## begin Material shown

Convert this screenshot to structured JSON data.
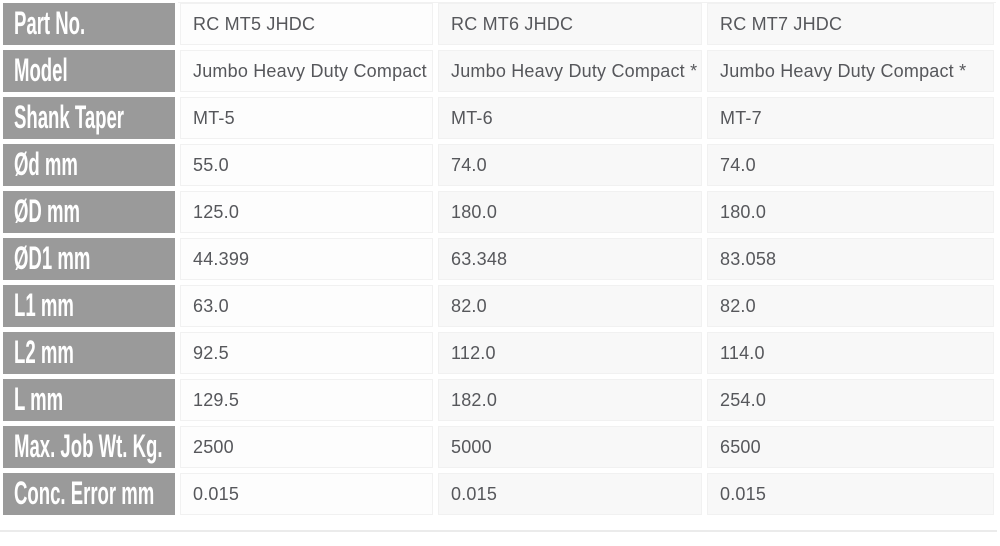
{
  "spec_table": {
    "column_count": 3,
    "rows": [
      {
        "label": "Part No.",
        "values": [
          "RC MT5 JHDC",
          "RC MT6 JHDC",
          "RC MT7 JHDC"
        ]
      },
      {
        "label": "Model",
        "values": [
          "Jumbo Heavy Duty Compact",
          "Jumbo Heavy Duty Compact *",
          "Jumbo Heavy Duty Compact *"
        ]
      },
      {
        "label": "Shank Taper",
        "values": [
          "MT-5",
          "MT-6",
          "MT-7"
        ]
      },
      {
        "label": "Ød mm",
        "values": [
          "55.0",
          "74.0",
          "74.0"
        ]
      },
      {
        "label": "ØD mm",
        "values": [
          "125.0",
          "180.0",
          "180.0"
        ]
      },
      {
        "label": "ØD1 mm",
        "values": [
          "44.399",
          "63.348",
          "83.058"
        ]
      },
      {
        "label": "L1 mm",
        "values": [
          "63.0",
          "82.0",
          "82.0"
        ]
      },
      {
        "label": "L2 mm",
        "values": [
          "92.5",
          "112.0",
          "114.0"
        ]
      },
      {
        "label": "L mm",
        "values": [
          "129.5",
          "182.0",
          "254.0"
        ]
      },
      {
        "label": "Max. Job Wt. Kg.",
        "values": [
          "2500",
          "5000",
          "6500"
        ]
      },
      {
        "label": "Conc. Error mm",
        "values": [
          "0.015",
          "0.015",
          "0.015"
        ]
      }
    ],
    "footnote_marker": "*",
    "colors": {
      "label_background": "#9a9a9a",
      "label_text": "#ffffff",
      "value_text": "#56575b",
      "value_background": "#fdfdfd",
      "value_background_alt": "#f8f8f8",
      "cell_border": "#f1f1f1",
      "page_background": "#ffffff"
    }
  }
}
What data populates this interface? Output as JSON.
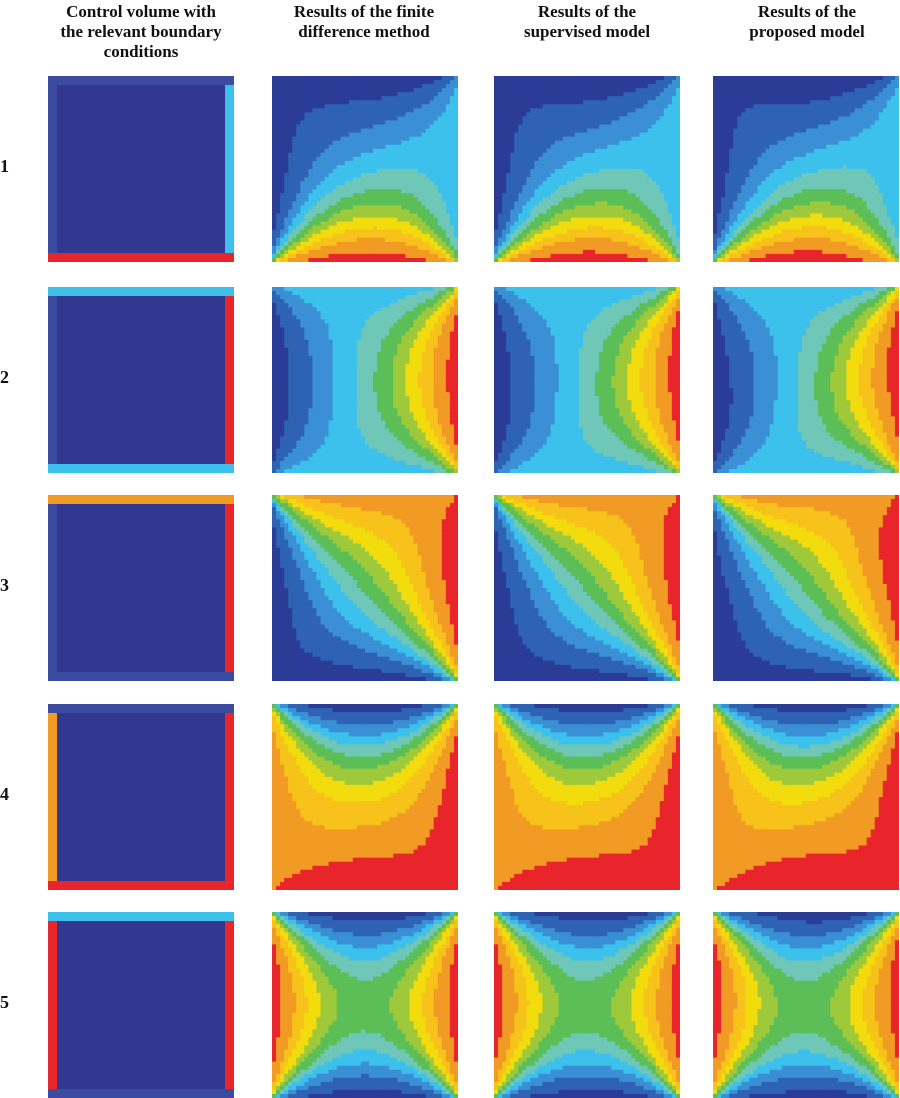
{
  "headers": [
    "Control volume with\nthe relevant boundary\nconditions",
    "Results of the finite\ndifference method",
    "Results of the\nsupervised model",
    "Results of the\nproposed model"
  ],
  "row_labels": [
    "1",
    "2",
    "3",
    "4",
    "5"
  ],
  "colors": {
    "interior": "#32388f",
    "frame": "#3b4ba0",
    "dark_blue": "#2a3c95",
    "blue": "#2e62b3",
    "mid_blue": "#3a8fd5",
    "cyan": "#3cc0ec",
    "teal": "#6fc7b8",
    "green": "#5cbe56",
    "lime": "#9ec93a",
    "yellow": "#f2dc0e",
    "orange": "#f19a24",
    "red": "#e8252a"
  },
  "rows": [
    {
      "boundary": {
        "top": "frame",
        "bottom": "red",
        "left": "frame",
        "right": "cyan"
      },
      "field": {
        "top": "dark_blue",
        "bottom": "red",
        "left": "dark_blue",
        "right": "cyan"
      }
    },
    {
      "boundary": {
        "top": "cyan",
        "bottom": "cyan",
        "left": "frame",
        "right": "red"
      },
      "field": {
        "top": "cyan",
        "bottom": "cyan",
        "left": "dark_blue",
        "right": "red"
      }
    },
    {
      "boundary": {
        "top": "orange",
        "bottom": "frame",
        "left": "frame",
        "right": "red"
      },
      "field": {
        "top": "orange",
        "bottom": "dark_blue",
        "left": "dark_blue",
        "right": "red"
      }
    },
    {
      "boundary": {
        "top": "frame",
        "bottom": "red",
        "left": "orange",
        "right": "red"
      },
      "field": {
        "top": "dark_blue",
        "bottom": "red",
        "left": "orange",
        "right": "red"
      }
    },
    {
      "boundary": {
        "top": "cyan",
        "bottom": "frame",
        "left": "red",
        "right": "red"
      },
      "field": {
        "top": "dark_blue",
        "bottom": "dark_blue",
        "left": "red",
        "right": "red"
      }
    }
  ]
}
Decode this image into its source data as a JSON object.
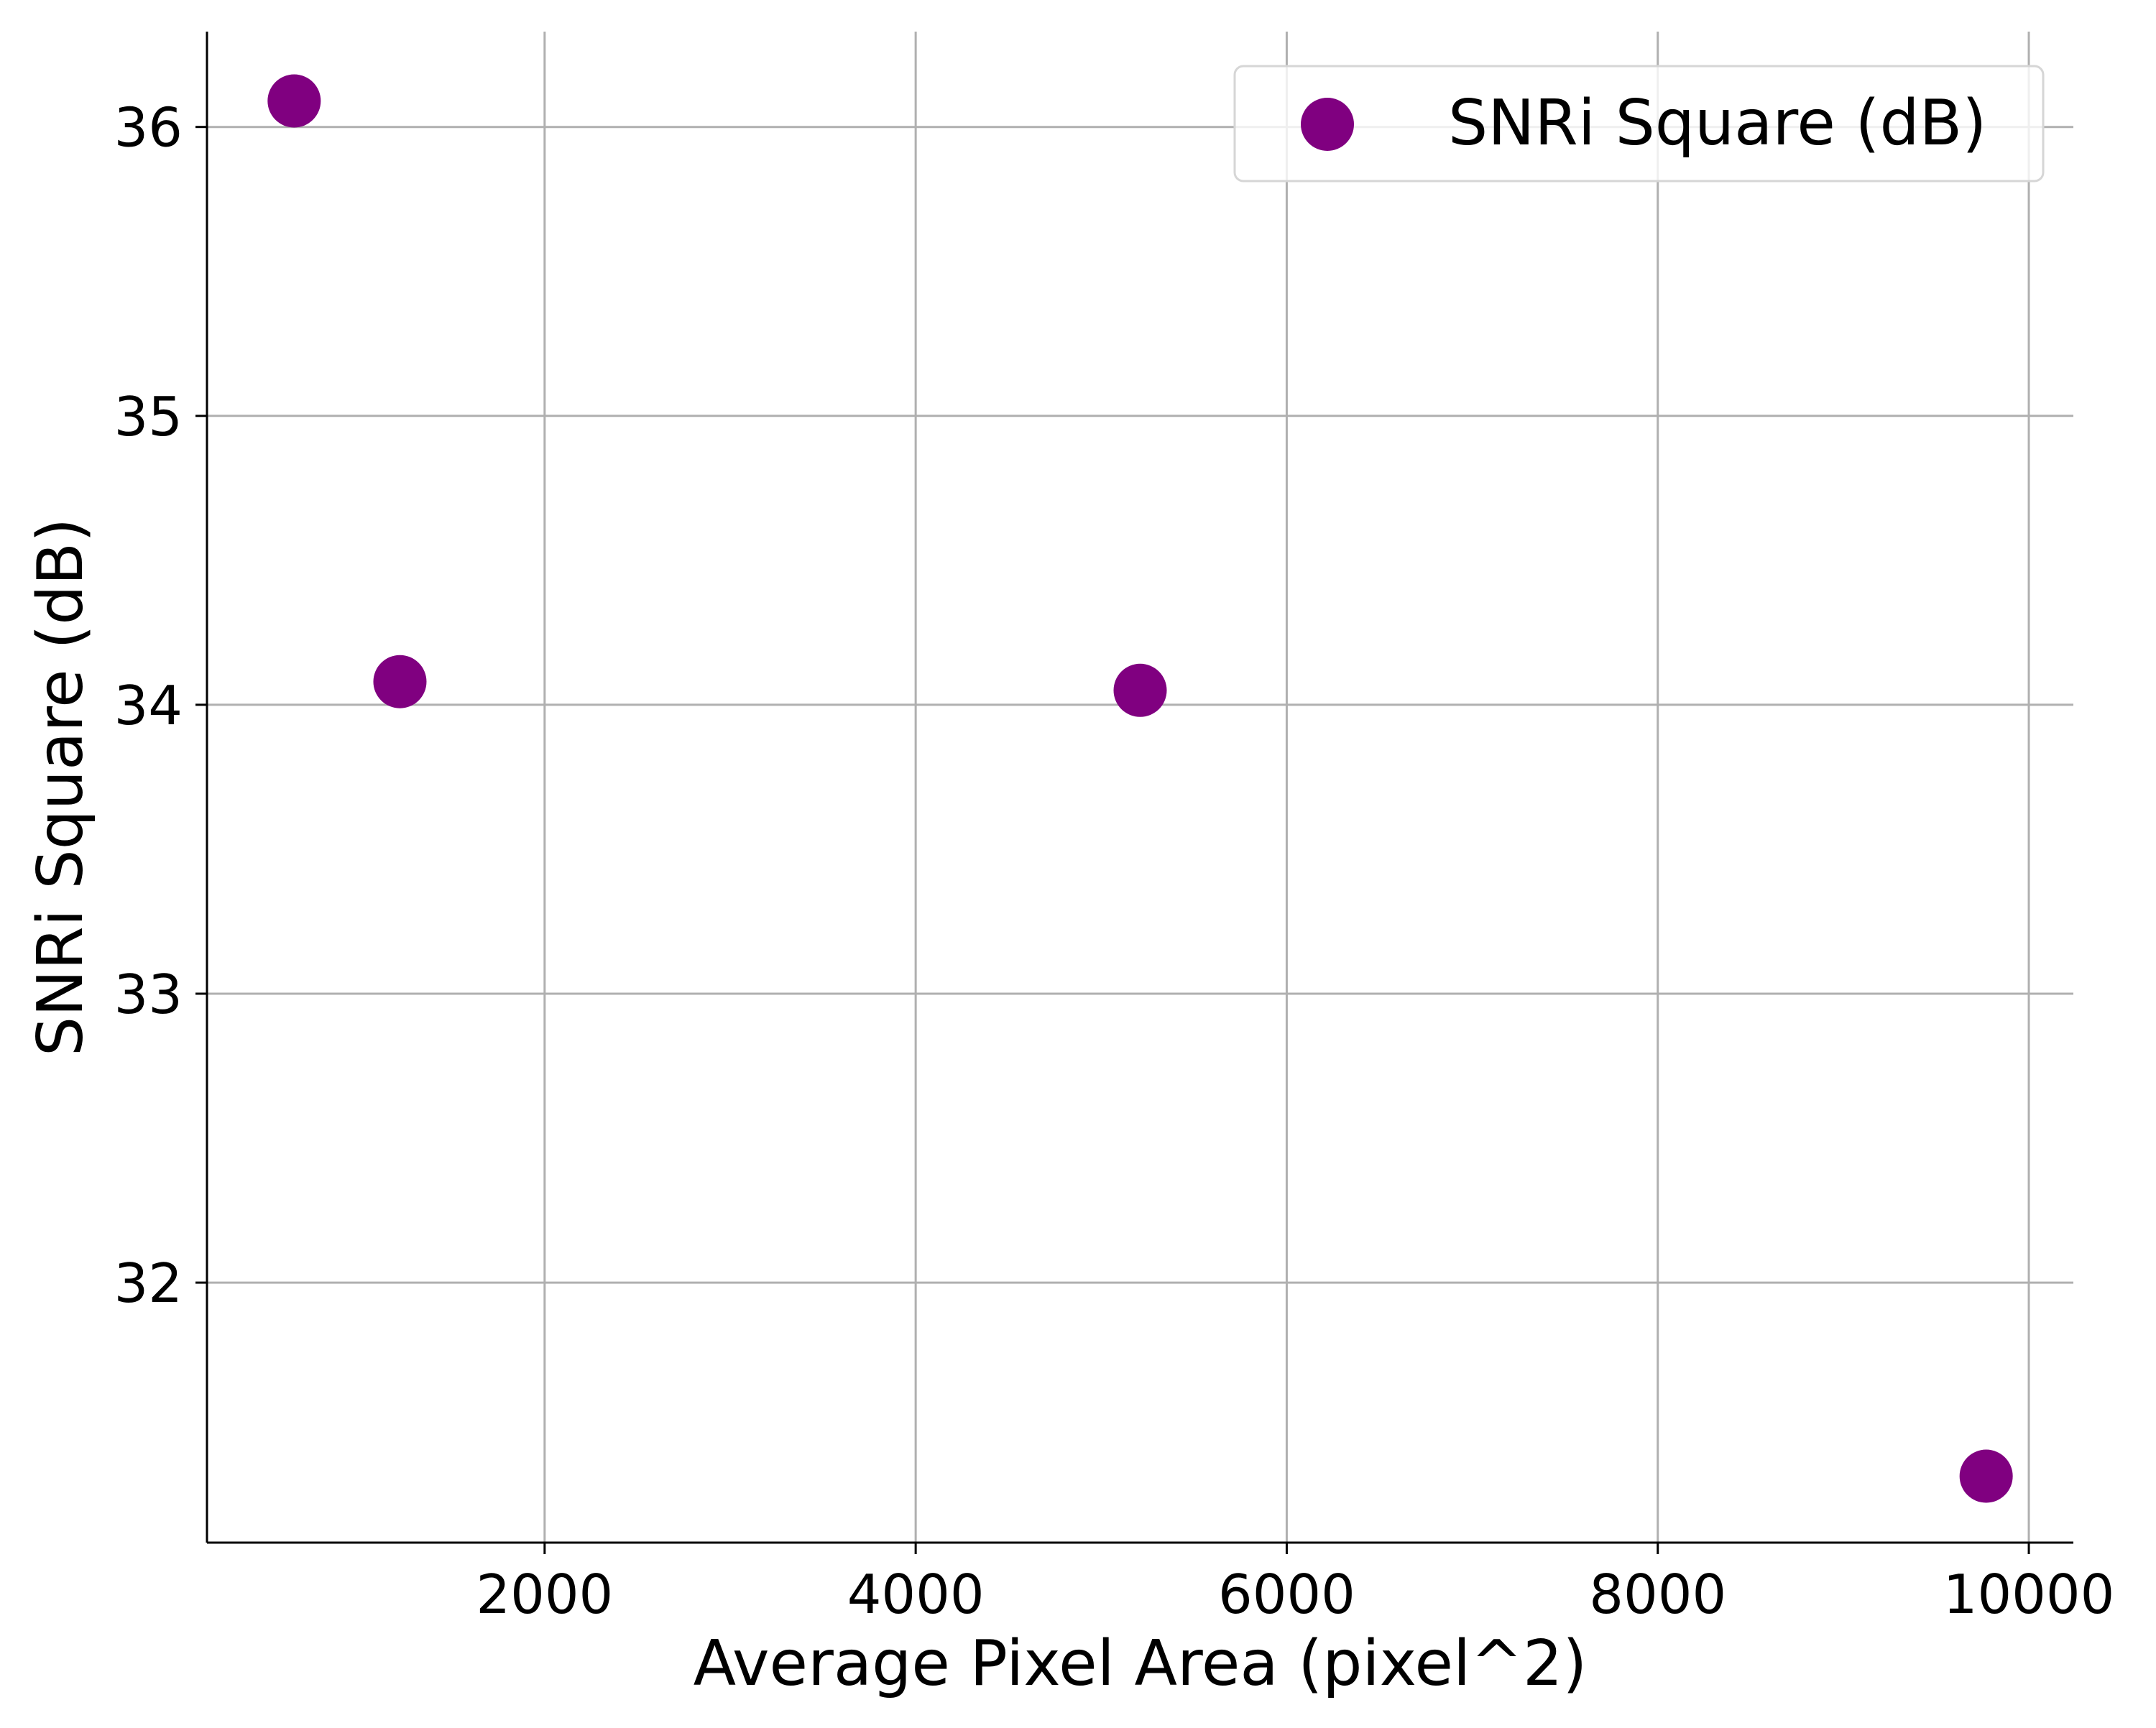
{
  "chart_data": {
    "type": "scatter",
    "title": "",
    "xlabel": "Average Pixel Area (pixel^2)",
    "ylabel": "SNRi Square (dB)",
    "xlim": [
      180,
      10240
    ],
    "ylim": [
      31.1,
      36.33
    ],
    "xticks": [
      2000,
      4000,
      6000,
      8000,
      10000
    ],
    "yticks": [
      32,
      33,
      34,
      35,
      36
    ],
    "grid": true,
    "legend_position": "top-right",
    "series": [
      {
        "name": "SNRi Square (dB)",
        "color": "#800080",
        "points": [
          {
            "x": 650,
            "y": 36.09
          },
          {
            "x": 1220,
            "y": 34.08
          },
          {
            "x": 5210,
            "y": 34.05
          },
          {
            "x": 9770,
            "y": 31.33
          }
        ]
      }
    ]
  }
}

## end Material shown

→ **Directions for this task**: Pull out every line of the entries that includes the word "ffffff".

→ **The result**:
      "label_text": "#ffffff",
      "page_background": "#ffffff"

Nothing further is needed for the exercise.